--- START EXERCISE INPUT ---

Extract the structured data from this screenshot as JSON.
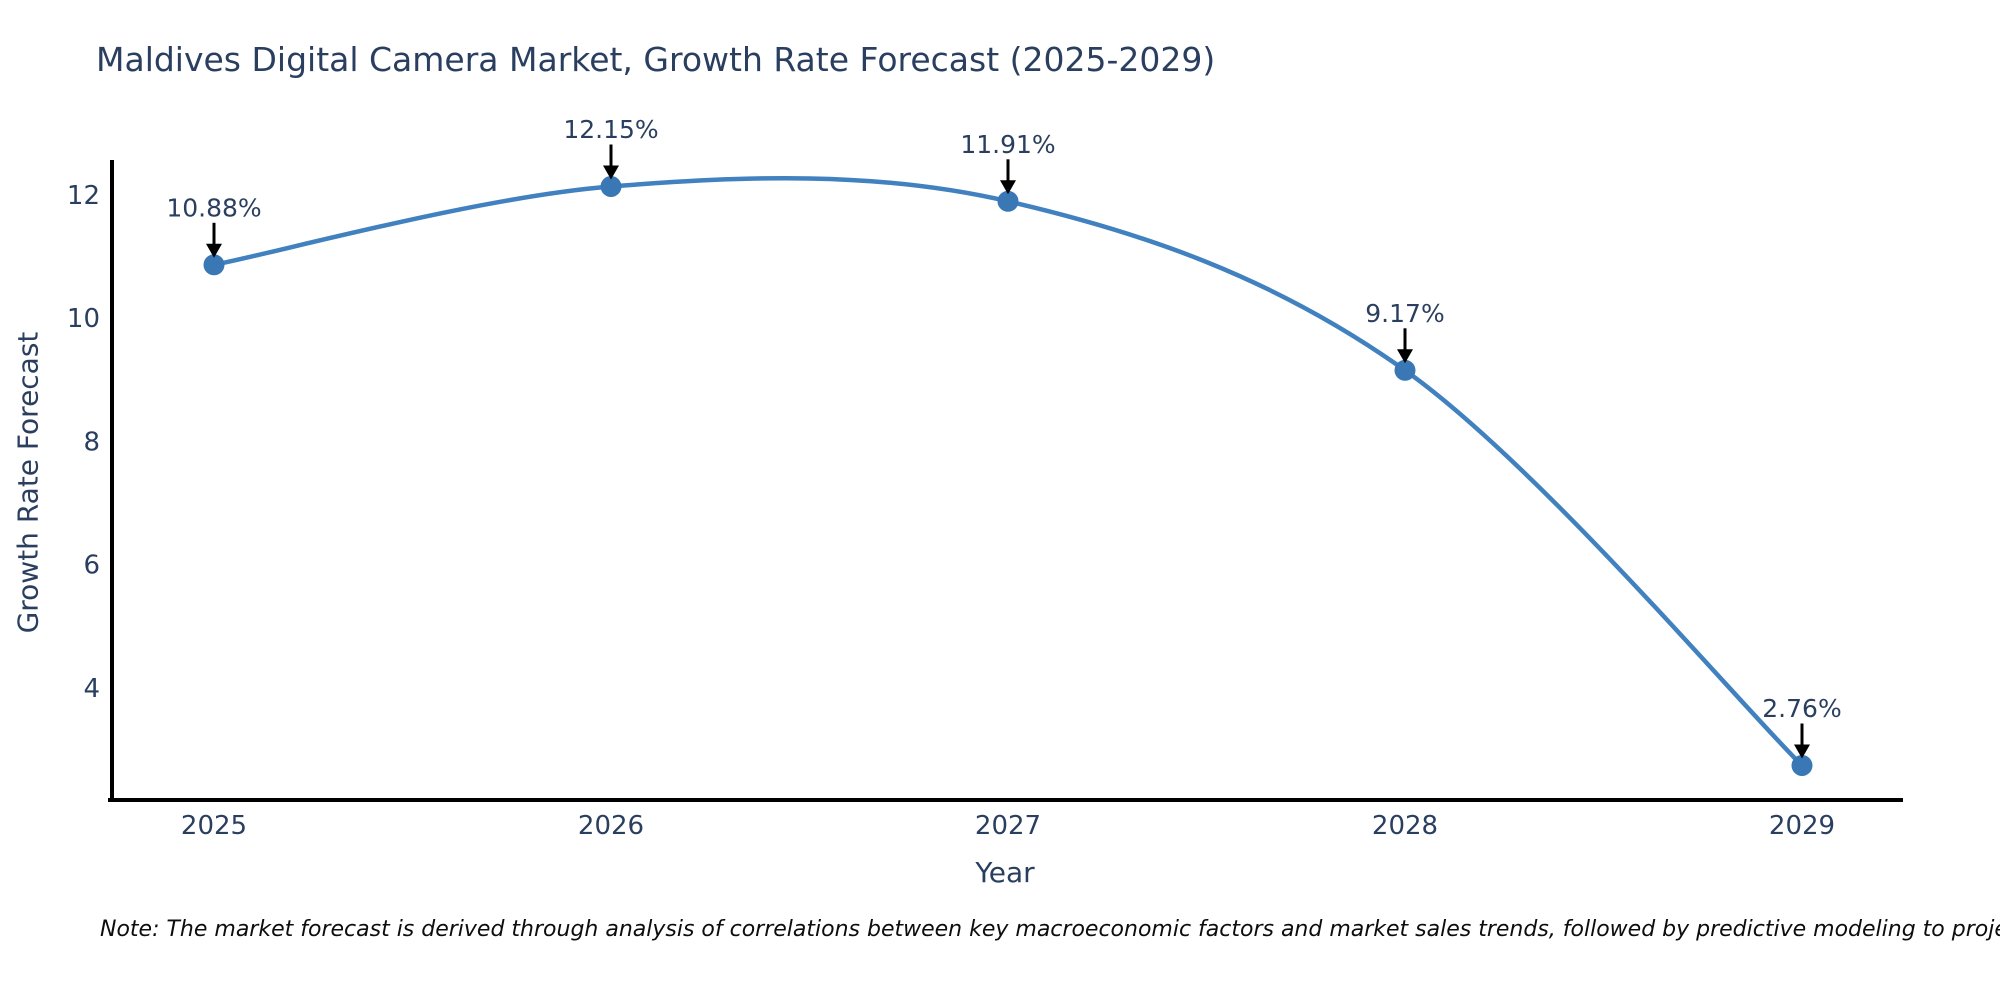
{
  "page": {
    "background": "#ffffff"
  },
  "chart": {
    "title": "Maldives Digital Camera Market, Growth Rate Forecast (2025-2029)",
    "note": "Note: The market forecast is derived through analysis of correlations between key macroeconomic factors and market sales trends, followed by predictive modeling to project future sales."
  },
  "chart_data": {
    "type": "line",
    "title": "Maldives Digital Camera Market, Growth Rate Forecast (2025-2029)",
    "xlabel": "Year",
    "ylabel": "Growth Rate Forecast",
    "categories": [
      "2025",
      "2026",
      "2027",
      "2028",
      "2029"
    ],
    "x": [
      2025,
      2026,
      2027,
      2028,
      2029
    ],
    "values": [
      10.88,
      12.15,
      11.91,
      9.17,
      2.76
    ],
    "point_labels": [
      "10.88%",
      "12.15%",
      "11.91%",
      "9.17%",
      "2.76%"
    ],
    "y_ticks": [
      12,
      10,
      8,
      6,
      4
    ],
    "ylim": [
      2.2,
      12.58
    ],
    "line_shape": "spline",
    "grid": false,
    "legend_position": "none",
    "colors": {
      "line": "#4181bf",
      "marker": "#3a78b5",
      "axis": "#000000",
      "tick_text": "#2a3f5f",
      "annotation_text": "#2a3f5f",
      "annotation_arrow": "#000000"
    }
  }
}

--- END EXERCISE INPUT ---

**WHAT YOU WILL DO**
Pictures in the data above should not be copied; transcribe everything else exactly.

**THE OUTPUT**
Extract the structured data from this screenshot as JSON.
{
  "page": {
    "background": "#ffffff"
  },
  "chart": {
    "title": "Maldives Digital Camera Market, Growth Rate Forecast (2025-2029)",
    "note": "Note: The market forecast is derived through analysis of correlations between key macroeconomic factors and market sales trends, followed by predictive modeling to project future sales."
  },
  "chart_data": {
    "type": "line",
    "title": "Maldives Digital Camera Market, Growth Rate Forecast (2025-2029)",
    "xlabel": "Year",
    "ylabel": "Growth Rate Forecast",
    "categories": [
      "2025",
      "2026",
      "2027",
      "2028",
      "2029"
    ],
    "x": [
      2025,
      2026,
      2027,
      2028,
      2029
    ],
    "values": [
      10.88,
      12.15,
      11.91,
      9.17,
      2.76
    ],
    "point_labels": [
      "10.88%",
      "12.15%",
      "11.91%",
      "9.17%",
      "2.76%"
    ],
    "y_ticks": [
      12,
      10,
      8,
      6,
      4
    ],
    "ylim": [
      2.2,
      12.58
    ],
    "line_shape": "spline",
    "grid": false,
    "legend_position": "none",
    "colors": {
      "line": "#4181bf",
      "marker": "#3a78b5",
      "axis": "#000000",
      "tick_text": "#2a3f5f",
      "annotation_text": "#2a3f5f",
      "annotation_arrow": "#000000"
    }
  }
}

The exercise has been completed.